> **Written instruction**
Pick out and copy each line in the items that contains the string "edge". Case counts.

----

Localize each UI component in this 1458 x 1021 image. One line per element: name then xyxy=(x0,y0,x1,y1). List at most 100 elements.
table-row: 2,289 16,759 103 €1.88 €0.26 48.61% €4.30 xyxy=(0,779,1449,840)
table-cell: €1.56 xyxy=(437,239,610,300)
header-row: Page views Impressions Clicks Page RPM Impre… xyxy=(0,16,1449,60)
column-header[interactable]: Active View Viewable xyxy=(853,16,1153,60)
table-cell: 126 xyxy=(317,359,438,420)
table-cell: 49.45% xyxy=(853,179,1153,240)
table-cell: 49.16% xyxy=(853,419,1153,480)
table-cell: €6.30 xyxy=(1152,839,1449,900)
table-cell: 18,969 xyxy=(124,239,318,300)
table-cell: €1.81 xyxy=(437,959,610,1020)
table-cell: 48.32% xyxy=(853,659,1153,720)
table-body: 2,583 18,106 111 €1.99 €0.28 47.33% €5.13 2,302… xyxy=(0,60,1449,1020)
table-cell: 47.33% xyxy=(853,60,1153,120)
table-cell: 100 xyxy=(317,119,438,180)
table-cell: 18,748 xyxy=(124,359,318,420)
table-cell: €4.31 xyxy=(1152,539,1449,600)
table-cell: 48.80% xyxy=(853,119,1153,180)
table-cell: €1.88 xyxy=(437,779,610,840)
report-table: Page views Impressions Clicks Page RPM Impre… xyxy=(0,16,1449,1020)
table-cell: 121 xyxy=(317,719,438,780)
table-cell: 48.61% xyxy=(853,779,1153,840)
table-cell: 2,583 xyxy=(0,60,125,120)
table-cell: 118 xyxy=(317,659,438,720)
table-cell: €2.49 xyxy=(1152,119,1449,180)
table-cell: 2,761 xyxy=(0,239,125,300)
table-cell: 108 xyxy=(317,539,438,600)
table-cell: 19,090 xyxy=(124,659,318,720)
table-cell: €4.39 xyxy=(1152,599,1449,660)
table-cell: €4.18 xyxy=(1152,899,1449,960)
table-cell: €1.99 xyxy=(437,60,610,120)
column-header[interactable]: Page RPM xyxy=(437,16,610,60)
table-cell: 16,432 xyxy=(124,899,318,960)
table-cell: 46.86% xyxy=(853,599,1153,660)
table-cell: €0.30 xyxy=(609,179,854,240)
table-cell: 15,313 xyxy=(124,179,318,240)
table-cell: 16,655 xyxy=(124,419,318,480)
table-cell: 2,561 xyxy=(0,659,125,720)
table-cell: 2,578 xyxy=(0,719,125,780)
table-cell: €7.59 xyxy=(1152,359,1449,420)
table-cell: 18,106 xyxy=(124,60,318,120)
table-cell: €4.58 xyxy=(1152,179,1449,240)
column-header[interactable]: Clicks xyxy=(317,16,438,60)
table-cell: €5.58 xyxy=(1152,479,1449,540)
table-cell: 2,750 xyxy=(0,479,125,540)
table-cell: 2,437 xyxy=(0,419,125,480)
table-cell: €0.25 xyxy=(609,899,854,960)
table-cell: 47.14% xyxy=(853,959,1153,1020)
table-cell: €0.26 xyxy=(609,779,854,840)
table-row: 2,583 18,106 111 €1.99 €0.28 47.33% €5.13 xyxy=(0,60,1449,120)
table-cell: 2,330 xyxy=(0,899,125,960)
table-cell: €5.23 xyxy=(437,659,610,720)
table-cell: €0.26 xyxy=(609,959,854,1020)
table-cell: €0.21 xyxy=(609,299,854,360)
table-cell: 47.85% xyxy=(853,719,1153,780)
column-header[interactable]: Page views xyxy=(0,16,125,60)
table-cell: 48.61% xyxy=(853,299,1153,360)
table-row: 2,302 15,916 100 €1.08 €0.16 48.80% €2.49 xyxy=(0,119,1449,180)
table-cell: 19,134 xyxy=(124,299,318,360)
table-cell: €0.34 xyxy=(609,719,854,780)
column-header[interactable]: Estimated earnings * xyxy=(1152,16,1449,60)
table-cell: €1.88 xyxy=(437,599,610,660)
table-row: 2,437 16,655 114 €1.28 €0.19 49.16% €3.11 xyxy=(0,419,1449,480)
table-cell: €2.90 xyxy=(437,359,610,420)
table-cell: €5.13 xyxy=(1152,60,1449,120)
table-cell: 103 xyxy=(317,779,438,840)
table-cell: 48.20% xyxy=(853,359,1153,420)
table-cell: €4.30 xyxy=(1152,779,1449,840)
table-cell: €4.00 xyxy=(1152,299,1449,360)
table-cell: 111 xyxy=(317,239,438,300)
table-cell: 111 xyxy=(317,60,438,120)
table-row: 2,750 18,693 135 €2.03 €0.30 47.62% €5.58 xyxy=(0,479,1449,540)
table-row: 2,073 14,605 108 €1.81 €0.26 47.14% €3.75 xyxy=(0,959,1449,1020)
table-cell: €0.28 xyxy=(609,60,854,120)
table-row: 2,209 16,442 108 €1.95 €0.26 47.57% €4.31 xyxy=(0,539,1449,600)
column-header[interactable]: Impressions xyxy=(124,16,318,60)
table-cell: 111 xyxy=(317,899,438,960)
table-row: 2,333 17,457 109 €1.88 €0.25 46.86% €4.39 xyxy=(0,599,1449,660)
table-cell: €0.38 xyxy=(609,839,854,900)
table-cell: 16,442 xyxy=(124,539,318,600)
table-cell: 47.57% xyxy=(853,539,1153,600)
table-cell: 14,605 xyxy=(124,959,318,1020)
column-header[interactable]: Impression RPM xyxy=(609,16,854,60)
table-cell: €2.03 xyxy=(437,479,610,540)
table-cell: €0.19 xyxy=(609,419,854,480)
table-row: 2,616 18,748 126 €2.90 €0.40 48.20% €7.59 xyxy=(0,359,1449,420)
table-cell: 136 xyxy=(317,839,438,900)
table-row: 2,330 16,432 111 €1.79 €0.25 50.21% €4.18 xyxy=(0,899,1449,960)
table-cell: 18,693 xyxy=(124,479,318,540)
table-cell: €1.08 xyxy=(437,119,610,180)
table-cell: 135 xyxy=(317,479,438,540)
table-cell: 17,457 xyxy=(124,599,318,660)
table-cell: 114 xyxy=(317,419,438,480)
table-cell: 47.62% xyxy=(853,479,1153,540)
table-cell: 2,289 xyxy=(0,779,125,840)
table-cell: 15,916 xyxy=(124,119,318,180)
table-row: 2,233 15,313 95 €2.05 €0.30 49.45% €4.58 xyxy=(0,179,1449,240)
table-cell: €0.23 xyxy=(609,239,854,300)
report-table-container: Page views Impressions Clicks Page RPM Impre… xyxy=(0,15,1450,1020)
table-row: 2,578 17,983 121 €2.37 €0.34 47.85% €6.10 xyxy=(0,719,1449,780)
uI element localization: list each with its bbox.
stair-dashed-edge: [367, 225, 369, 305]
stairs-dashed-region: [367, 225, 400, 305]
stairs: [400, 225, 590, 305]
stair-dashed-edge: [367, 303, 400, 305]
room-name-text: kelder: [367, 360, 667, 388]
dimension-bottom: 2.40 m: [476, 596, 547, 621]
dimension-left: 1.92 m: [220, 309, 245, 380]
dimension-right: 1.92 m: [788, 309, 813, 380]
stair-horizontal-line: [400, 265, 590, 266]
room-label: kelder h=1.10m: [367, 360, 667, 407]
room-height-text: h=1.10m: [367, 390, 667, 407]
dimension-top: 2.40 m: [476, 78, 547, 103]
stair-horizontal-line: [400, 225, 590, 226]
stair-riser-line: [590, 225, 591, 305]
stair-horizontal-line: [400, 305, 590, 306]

----

> **Output below**
stair-dashed-edge: [367, 225, 369, 305]
stair-dashed-edge: [367, 303, 400, 305]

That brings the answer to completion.